# Data supplied
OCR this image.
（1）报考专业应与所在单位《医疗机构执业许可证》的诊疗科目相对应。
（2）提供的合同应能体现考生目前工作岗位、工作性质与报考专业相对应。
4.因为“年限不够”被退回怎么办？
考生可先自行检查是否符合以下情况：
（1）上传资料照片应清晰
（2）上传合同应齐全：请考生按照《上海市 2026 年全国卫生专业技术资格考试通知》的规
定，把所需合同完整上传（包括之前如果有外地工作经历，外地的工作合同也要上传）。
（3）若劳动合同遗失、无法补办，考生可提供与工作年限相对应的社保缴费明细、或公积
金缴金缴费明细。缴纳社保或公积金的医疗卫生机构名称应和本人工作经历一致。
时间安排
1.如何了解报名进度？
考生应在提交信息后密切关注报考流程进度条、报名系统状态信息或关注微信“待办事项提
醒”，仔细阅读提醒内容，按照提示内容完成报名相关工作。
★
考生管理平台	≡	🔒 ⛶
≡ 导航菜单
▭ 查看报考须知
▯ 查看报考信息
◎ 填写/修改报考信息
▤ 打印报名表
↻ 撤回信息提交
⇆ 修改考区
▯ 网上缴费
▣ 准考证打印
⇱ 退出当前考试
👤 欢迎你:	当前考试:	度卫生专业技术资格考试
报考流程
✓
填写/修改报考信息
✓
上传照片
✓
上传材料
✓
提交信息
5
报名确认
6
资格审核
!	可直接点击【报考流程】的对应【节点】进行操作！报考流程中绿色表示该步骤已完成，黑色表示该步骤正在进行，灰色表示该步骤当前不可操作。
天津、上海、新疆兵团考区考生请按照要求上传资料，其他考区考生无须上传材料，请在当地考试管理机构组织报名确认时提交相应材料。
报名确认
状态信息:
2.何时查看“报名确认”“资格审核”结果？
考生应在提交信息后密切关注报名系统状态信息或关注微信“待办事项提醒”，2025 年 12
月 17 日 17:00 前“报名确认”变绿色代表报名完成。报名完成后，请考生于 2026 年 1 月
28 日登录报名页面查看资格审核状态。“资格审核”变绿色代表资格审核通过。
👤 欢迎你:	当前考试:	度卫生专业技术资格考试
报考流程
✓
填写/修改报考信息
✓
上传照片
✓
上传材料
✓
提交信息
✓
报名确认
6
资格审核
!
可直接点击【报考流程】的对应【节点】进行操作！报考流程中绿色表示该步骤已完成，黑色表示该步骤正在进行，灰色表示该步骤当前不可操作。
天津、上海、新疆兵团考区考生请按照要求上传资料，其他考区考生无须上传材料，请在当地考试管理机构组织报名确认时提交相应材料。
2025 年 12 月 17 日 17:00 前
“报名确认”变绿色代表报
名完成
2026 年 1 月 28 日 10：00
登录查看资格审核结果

# Short task
Gather each line of the records holding the string "可直接点击".

# Exercise result
!	可直接点击【报考流程】的对应【节点】进行操作！报考流程中绿色表示该步骤已完成，黑色表示该步骤正在进行，灰色表示该步骤当前不可操作。
可直接点击【报考流程】的对应【节点】进行操作！报考流程中绿色表示该步骤已完成，黑色表示该步骤正在进行，灰色表示该步骤当前不可操作。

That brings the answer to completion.